▶ [DATA SUPPLIED]
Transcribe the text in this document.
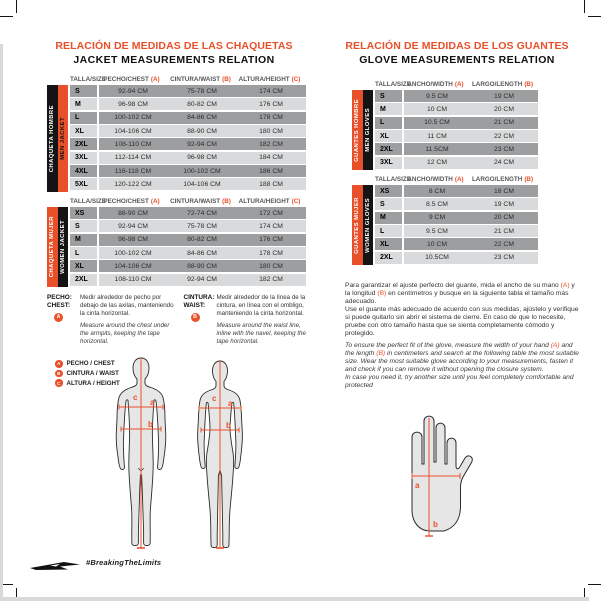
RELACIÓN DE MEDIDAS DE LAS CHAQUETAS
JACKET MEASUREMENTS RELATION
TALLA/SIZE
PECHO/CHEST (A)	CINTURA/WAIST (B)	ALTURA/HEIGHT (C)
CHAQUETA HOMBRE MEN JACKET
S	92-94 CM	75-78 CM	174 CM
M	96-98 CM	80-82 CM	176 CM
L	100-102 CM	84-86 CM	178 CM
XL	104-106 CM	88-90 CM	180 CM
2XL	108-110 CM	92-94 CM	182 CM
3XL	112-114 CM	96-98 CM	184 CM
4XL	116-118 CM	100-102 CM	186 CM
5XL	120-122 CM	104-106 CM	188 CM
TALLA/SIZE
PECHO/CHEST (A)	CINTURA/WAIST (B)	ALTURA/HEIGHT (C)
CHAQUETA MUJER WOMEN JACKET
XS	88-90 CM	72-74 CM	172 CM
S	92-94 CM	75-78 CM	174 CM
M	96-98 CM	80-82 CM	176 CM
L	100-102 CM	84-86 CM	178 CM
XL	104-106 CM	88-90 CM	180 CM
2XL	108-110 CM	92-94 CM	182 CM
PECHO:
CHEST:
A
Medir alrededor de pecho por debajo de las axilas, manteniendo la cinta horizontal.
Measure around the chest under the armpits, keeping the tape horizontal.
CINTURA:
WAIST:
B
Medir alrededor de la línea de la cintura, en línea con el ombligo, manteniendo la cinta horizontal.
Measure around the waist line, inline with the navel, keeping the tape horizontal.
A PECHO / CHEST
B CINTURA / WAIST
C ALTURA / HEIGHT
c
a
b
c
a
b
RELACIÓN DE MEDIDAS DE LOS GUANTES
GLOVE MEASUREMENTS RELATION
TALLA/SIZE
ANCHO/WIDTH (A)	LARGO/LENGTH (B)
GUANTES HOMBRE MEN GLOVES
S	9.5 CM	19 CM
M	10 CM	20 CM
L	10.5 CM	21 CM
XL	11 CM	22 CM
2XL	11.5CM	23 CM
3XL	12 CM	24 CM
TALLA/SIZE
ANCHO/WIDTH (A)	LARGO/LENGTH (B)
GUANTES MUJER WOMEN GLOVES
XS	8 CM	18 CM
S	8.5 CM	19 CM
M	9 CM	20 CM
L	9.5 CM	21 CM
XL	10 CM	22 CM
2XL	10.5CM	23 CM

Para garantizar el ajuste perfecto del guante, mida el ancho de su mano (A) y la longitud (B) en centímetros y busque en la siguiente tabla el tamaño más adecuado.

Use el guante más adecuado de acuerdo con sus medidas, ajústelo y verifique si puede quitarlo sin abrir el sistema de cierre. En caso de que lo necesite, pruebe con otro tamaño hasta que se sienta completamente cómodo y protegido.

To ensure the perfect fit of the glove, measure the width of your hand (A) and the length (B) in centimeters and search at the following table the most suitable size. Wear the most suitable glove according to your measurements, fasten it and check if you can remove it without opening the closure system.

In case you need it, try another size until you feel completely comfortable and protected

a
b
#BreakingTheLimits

▶ [EXERCISE DIRECTIONS] Could you reproduce every record above exactly, leaving out the pictures?

▶ [FINAL ANSWER]
Transcribe the text in this document.
RELACIÓN DE MEDIDAS DE LAS CHAQUETAS
JACKET MEASUREMENTS RELATION
TALLA/SIZE
PECHO/CHEST (A)	CINTURA/WAIST (B)	ALTURA/HEIGHT (C)
CHAQUETA HOMBRE MEN JACKET
S	92-94 CM	75-78 CM	174 CM
M	96-98 CM	80-82 CM	176 CM
L	100-102 CM	84-86 CM	178 CM
XL	104-106 CM	88-90 CM	180 CM
2XL	108-110 CM	92-94 CM	182 CM
3XL	112-114 CM	96-98 CM	184 CM
4XL	116-118 CM	100-102 CM	186 CM
5XL	120-122 CM	104-106 CM	188 CM
TALLA/SIZE
PECHO/CHEST (A)	CINTURA/WAIST (B)	ALTURA/HEIGHT (C)
CHAQUETA MUJER WOMEN JACKET
XS	88-90 CM	72-74 CM	172 CM
S	92-94 CM	75-78 CM	174 CM
M	96-98 CM	80-82 CM	176 CM
L	100-102 CM	84-86 CM	178 CM
XL	104-106 CM	88-90 CM	180 CM
2XL	108-110 CM	92-94 CM	182 CM
PECHO:
CHEST:
A
Medir alrededor de pecho por debajo de las axilas, manteniendo la cinta horizontal.
Measure around the chest under the armpits, keeping the tape horizontal.
CINTURA:
WAIST:
B
Medir alrededor de la línea de la cintura, en línea con el ombligo, manteniendo la cinta horizontal.
Measure around the waist line, inline with the navel, keeping the tape horizontal.
A PECHO / CHEST
B CINTURA / WAIST
C ALTURA / HEIGHT
c
a
b
c
a
b
RELACIÓN DE MEDIDAS DE LOS GUANTES
GLOVE MEASUREMENTS RELATION
TALLA/SIZE
ANCHO/WIDTH (A)	LARGO/LENGTH (B)
GUANTES HOMBRE MEN GLOVES
S	9.5 CM	19 CM
M	10 CM	20 CM
L	10.5 CM	21 CM
XL	11 CM	22 CM
2XL	11.5CM	23 CM
3XL	12 CM	24 CM
TALLA/SIZE
ANCHO/WIDTH (A)	LARGO/LENGTH (B)
GUANTES MUJER WOMEN GLOVES
XS	8 CM	18 CM
S	8.5 CM	19 CM
M	9 CM	20 CM
L	9.5 CM	21 CM
XL	10 CM	22 CM
2XL	10.5CM	23 CM

Para garantizar el ajuste perfecto del guante, mida el ancho de su mano (A) y la longitud (B) en centímetros y busque en la siguiente tabla el tamaño más adecuado.

Use el guante más adecuado de acuerdo con sus medidas, ajústelo y verifique si puede quitarlo sin abrir el sistema de cierre. En caso de que lo necesite, pruebe con otro tamaño hasta que se sienta completamente cómodo y protegido.

To ensure the perfect fit of the glove, measure the width of your hand (A) and the length (B) in centimeters and search at the following table the most suitable size. Wear the most suitable glove according to your measurements, fasten it and check if you can remove it without opening the closure system.

In case you need it, try another size until you feel completely comfortable and protected

a
b
#BreakingTheLimits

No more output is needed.